--- BEGIN ---

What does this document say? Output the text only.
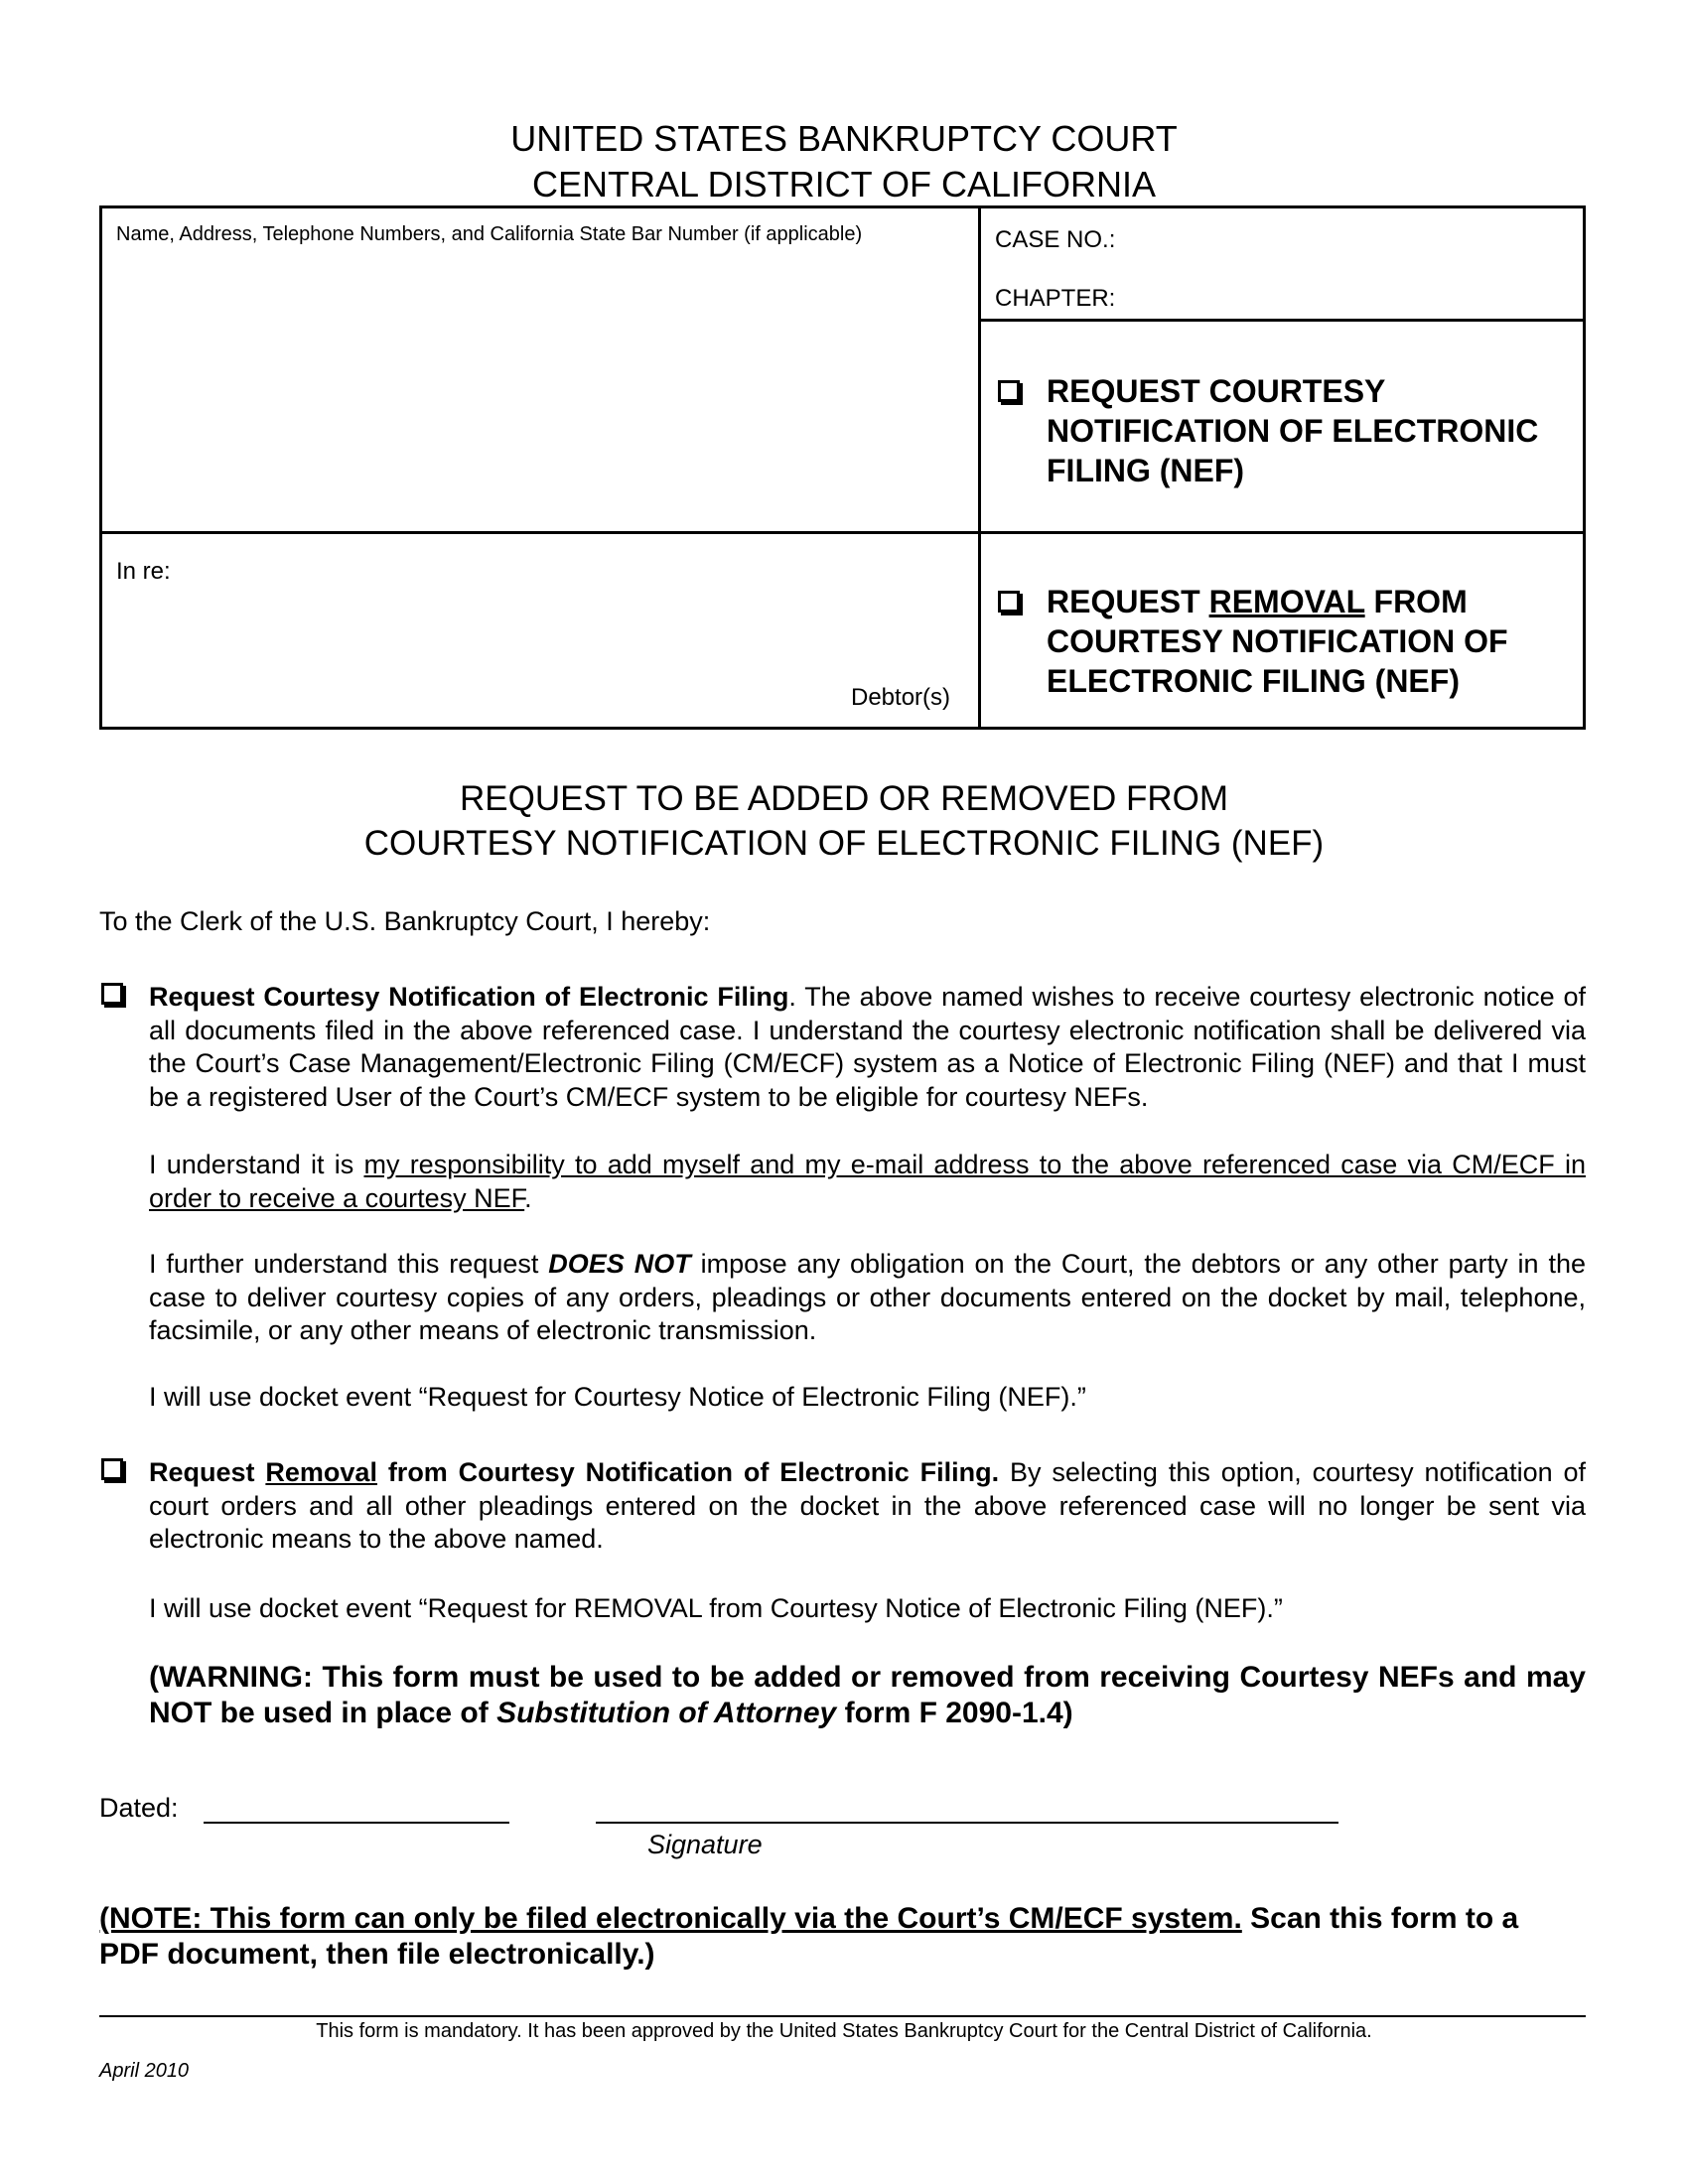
UNITED STATES BANKRUPTCY COURT
CENTRAL DISTRICT OF CALIFORNIA
Name, Address, Telephone Numbers, and California State Bar Number (if applicable)	CASE NO.:
CHAPTER:
In re:
Debtor(s)
REQUEST COURTESY
NOTIFICATION OF ELECTRONIC
FILING (NEF)
REQUEST REMOVAL FROM
COURTESY NOTIFICATION OF
ELECTRONIC FILING (NEF)
REQUEST TO BE ADDED OR REMOVED FROM
COURTESY NOTIFICATION OF ELECTRONIC FILING (NEF)
To the Clerk of the U.S. Bankruptcy Court, I hereby:
Request Courtesy Notification of Electronic Filing. The above named wishes to receive courtesy electronic notice of all documents filed in the above referenced case. I understand the courtesy electronic notification shall be delivered via the Court’s Case Management/Electronic Filing (CM/ECF) system as a Notice of Electronic Filing (NEF) and that I must be a registered User of the Court’s CM/ECF system to be eligible for courtesy NEFs.
I understand it is my responsibility to add myself and my e-mail address to the above referenced case via CM/ECF in order to receive a courtesy NEF.
I further understand this request DOES NOT impose any obligation on the Court, the debtors or any other party in the case to deliver courtesy copies of any orders, pleadings or other documents entered on the docket by mail, telephone, facsimile, or any other means of electronic transmission.
I will use docket event “Request for Courtesy Notice of Electronic Filing (NEF).”
Request Removal from Courtesy Notification of Electronic Filing. By selecting this option, courtesy notification of court orders and all other pleadings entered on the docket in the above referenced case will no longer be sent via electronic means to the above named.
I will use docket event “Request for REMOVAL from Courtesy Notice of Electronic Filing (NEF).”
(WARNING: This form must be used to be added or removed from receiving Courtesy NEFs and may NOT be used in place of Substitution of Attorney form F 2090-1.4)
Dated:
Signature
(NOTE: This form can only be filed electronically via the Court’s CM/ECF system. Scan this form to a PDF document, then file electronically.)
This form is mandatory. It has been approved by the United States Bankruptcy Court for the Central District of California.
April 2010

--- END ---

- **STATED TASK**: Copy out all the entries exactly. Images stay out of the copy.

- **PROBLEM SOLUTION**:
What does this document say? Output the text only.
UNITED STATES BANKRUPTCY COURT
CENTRAL DISTRICT OF CALIFORNIA
Name, Address, Telephone Numbers, and California State Bar Number (if applicable)	CASE NO.:
CHAPTER:
In re:
Debtor(s)
REQUEST COURTESY
NOTIFICATION OF ELECTRONIC
FILING (NEF)
REQUEST REMOVAL FROM
COURTESY NOTIFICATION OF
ELECTRONIC FILING (NEF)
REQUEST TO BE ADDED OR REMOVED FROM
COURTESY NOTIFICATION OF ELECTRONIC FILING (NEF)
To the Clerk of the U.S. Bankruptcy Court, I hereby:
Request Courtesy Notification of Electronic Filing. The above named wishes to receive courtesy electronic notice of all documents filed in the above referenced case. I understand the courtesy electronic notification shall be delivered via the Court’s Case Management/Electronic Filing (CM/ECF) system as a Notice of Electronic Filing (NEF) and that I must be a registered User of the Court’s CM/ECF system to be eligible for courtesy NEFs.
I understand it is my responsibility to add myself and my e-mail address to the above referenced case via CM/ECF in order to receive a courtesy NEF.
I further understand this request DOES NOT impose any obligation on the Court, the debtors or any other party in the case to deliver courtesy copies of any orders, pleadings or other documents entered on the docket by mail, telephone, facsimile, or any other means of electronic transmission.
I will use docket event “Request for Courtesy Notice of Electronic Filing (NEF).”
Request Removal from Courtesy Notification of Electronic Filing. By selecting this option, courtesy notification of court orders and all other pleadings entered on the docket in the above referenced case will no longer be sent via electronic means to the above named.
I will use docket event “Request for REMOVAL from Courtesy Notice of Electronic Filing (NEF).”
(WARNING: This form must be used to be added or removed from receiving Courtesy NEFs and may NOT be used in place of Substitution of Attorney form F 2090-1.4)
Dated:
Signature
(NOTE: This form can only be filed electronically via the Court’s CM/ECF system. Scan this form to a PDF document, then file electronically.)
This form is mandatory. It has been approved by the United States Bankruptcy Court for the Central District of California.
April 2010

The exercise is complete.